▶ **WHAT NEEDS TO BE DONE**
Check every line of the data below for "antiguas". Copy each one that has it.

Stored data entries
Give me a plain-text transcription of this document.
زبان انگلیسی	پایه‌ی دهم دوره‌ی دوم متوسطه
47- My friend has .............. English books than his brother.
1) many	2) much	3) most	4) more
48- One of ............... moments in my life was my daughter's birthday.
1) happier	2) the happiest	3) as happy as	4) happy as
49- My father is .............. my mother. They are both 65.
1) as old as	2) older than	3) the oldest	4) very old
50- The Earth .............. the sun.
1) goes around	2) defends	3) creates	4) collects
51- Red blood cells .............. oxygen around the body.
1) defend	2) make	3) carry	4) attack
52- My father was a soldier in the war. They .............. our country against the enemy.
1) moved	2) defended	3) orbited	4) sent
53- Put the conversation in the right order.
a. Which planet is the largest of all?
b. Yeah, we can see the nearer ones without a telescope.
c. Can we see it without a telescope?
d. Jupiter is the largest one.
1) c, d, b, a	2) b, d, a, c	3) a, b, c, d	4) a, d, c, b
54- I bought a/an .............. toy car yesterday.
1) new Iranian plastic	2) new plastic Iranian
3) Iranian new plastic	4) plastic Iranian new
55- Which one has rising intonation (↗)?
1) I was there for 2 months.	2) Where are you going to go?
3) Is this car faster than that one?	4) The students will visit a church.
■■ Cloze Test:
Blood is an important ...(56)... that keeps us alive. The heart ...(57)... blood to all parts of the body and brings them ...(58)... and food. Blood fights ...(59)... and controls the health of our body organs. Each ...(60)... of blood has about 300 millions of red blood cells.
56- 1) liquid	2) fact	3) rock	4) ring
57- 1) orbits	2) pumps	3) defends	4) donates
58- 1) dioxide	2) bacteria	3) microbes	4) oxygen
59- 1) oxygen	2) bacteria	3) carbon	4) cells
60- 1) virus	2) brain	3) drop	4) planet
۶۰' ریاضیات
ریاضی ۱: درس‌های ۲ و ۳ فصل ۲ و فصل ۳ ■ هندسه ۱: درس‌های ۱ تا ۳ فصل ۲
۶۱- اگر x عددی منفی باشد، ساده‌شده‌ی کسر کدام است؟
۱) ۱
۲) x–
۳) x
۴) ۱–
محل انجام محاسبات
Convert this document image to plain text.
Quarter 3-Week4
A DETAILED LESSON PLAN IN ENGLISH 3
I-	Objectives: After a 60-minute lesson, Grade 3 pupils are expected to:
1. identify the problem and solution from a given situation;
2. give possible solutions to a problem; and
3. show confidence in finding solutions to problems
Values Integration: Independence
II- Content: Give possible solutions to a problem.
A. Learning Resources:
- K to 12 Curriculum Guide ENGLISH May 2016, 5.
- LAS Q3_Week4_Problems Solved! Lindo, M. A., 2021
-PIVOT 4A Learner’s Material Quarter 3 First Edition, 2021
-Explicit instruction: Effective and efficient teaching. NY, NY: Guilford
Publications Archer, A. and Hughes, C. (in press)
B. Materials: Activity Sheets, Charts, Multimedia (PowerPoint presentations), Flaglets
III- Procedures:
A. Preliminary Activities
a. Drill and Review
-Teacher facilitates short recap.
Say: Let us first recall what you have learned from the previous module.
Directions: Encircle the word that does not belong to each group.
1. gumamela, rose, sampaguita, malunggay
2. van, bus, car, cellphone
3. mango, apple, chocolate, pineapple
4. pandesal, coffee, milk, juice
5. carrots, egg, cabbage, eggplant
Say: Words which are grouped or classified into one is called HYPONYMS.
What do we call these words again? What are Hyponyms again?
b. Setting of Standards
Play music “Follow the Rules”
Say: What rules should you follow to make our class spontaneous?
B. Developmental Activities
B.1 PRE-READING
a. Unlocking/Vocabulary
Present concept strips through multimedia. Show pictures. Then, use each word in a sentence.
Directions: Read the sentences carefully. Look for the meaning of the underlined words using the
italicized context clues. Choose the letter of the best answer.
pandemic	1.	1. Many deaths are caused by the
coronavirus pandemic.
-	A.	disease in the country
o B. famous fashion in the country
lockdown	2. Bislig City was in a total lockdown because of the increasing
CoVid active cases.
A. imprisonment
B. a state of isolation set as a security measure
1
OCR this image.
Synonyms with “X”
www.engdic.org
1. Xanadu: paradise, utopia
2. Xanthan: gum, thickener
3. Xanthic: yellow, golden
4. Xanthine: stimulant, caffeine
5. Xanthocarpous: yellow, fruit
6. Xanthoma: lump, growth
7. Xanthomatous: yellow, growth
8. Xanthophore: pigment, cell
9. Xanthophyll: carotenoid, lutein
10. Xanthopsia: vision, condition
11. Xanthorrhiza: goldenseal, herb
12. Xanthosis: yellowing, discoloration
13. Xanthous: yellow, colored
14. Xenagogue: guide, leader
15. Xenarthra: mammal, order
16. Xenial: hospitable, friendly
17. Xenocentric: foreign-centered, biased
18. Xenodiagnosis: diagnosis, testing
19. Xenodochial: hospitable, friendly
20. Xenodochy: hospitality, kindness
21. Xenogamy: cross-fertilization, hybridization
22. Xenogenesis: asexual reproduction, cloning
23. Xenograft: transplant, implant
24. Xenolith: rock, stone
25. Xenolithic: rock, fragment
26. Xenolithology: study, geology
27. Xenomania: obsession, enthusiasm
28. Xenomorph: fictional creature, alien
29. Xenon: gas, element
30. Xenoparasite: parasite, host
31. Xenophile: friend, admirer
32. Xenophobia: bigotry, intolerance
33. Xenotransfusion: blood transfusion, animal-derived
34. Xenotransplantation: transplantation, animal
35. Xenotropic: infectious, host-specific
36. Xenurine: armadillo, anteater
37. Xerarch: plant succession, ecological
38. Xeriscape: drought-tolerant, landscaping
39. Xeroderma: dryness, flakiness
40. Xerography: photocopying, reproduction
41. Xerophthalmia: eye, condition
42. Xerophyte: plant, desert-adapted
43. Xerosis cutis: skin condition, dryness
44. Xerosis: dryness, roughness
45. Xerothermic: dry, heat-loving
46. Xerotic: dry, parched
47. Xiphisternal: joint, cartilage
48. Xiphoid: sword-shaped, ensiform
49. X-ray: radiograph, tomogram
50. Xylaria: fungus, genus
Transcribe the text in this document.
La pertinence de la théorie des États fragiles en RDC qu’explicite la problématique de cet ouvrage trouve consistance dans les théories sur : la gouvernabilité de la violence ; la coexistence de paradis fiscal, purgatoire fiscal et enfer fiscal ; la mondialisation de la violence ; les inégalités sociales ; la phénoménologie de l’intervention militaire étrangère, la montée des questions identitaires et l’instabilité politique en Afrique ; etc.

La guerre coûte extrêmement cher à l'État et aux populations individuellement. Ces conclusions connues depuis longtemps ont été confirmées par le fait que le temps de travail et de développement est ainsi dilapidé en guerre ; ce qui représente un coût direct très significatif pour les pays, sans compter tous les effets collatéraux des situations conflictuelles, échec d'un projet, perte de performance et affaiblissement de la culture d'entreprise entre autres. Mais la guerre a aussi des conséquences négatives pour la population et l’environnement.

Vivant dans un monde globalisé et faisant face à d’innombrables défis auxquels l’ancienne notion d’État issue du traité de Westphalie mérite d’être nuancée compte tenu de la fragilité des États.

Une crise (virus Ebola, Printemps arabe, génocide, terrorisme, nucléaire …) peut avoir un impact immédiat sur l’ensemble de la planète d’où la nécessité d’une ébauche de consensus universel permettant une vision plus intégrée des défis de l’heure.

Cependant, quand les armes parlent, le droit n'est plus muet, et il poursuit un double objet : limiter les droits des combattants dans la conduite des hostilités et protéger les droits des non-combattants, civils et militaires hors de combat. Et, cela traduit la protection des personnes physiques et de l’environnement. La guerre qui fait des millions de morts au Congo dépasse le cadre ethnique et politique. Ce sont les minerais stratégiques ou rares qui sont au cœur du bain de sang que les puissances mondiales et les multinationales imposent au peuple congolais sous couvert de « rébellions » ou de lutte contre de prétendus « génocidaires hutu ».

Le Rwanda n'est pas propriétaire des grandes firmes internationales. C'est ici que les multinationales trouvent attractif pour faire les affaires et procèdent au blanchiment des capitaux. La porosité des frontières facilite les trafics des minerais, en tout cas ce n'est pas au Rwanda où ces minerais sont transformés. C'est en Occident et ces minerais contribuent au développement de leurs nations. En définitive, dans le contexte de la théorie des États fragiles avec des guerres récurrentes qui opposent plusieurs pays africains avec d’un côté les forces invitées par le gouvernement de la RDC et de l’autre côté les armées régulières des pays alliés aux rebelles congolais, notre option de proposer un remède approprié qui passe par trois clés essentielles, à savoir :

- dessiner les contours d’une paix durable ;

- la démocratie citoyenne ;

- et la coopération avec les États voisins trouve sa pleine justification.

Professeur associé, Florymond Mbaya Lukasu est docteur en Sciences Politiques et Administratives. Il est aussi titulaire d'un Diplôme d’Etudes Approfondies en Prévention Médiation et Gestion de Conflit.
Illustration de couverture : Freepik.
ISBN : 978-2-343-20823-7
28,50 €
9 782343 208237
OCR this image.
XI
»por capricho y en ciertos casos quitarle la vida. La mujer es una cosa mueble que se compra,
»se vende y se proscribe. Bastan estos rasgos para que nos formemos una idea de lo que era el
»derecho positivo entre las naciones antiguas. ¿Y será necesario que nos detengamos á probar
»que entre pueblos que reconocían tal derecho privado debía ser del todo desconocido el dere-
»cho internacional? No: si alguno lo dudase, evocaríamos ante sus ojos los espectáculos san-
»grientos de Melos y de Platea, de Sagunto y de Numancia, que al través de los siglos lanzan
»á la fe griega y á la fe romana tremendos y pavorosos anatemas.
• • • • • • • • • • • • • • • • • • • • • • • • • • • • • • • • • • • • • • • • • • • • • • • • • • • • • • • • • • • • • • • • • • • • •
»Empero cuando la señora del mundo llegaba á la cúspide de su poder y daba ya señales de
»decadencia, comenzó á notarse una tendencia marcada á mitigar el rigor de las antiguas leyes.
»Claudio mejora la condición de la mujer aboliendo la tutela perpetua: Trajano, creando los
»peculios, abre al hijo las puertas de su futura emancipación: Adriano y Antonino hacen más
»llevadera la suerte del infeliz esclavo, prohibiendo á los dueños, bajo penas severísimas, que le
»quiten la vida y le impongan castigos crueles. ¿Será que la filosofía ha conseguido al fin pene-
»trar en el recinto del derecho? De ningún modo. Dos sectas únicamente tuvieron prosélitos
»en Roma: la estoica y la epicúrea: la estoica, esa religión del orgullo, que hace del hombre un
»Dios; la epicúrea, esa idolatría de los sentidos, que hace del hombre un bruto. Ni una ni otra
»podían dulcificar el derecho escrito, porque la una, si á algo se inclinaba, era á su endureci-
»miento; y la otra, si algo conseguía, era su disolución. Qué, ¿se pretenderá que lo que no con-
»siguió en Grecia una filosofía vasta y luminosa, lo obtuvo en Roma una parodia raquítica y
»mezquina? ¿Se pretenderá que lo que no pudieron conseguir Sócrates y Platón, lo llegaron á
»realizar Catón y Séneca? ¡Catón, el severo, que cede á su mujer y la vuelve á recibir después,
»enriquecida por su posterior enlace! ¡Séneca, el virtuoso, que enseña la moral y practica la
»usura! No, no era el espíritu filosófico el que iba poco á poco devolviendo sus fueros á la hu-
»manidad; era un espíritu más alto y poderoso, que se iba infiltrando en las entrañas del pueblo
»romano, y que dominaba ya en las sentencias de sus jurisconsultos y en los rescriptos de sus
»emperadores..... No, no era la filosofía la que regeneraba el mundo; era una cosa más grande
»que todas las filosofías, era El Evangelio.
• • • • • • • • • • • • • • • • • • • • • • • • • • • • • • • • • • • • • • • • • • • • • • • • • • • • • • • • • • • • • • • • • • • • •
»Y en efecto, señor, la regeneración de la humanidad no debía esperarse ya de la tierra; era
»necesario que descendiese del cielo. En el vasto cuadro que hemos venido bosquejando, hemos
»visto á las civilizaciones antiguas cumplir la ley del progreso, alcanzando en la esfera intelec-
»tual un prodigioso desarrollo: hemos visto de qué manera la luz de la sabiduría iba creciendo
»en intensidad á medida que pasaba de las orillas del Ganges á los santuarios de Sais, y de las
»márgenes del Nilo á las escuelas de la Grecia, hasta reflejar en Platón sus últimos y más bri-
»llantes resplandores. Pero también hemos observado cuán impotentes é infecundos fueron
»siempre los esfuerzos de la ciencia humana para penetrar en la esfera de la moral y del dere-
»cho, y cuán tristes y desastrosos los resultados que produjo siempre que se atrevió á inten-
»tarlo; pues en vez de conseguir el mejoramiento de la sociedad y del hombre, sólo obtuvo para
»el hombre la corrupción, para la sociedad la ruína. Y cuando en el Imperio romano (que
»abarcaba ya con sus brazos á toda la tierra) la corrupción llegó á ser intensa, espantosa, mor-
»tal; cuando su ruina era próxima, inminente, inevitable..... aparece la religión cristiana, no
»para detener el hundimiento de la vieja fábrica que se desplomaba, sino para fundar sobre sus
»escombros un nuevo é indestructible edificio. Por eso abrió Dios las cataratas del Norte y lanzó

▶ **ANSWER BOX**
»derecho positivo entre las naciones antiguas. ¿Y será necesario que nos detengamos á probar
»decadencia, comenzó á notarse una tendencia marcada á mitigar el rigor de las antiguas leyes.
»visto á las civilizaciones antiguas cumplir la ley del progreso, alcanzando en la esfera intelec-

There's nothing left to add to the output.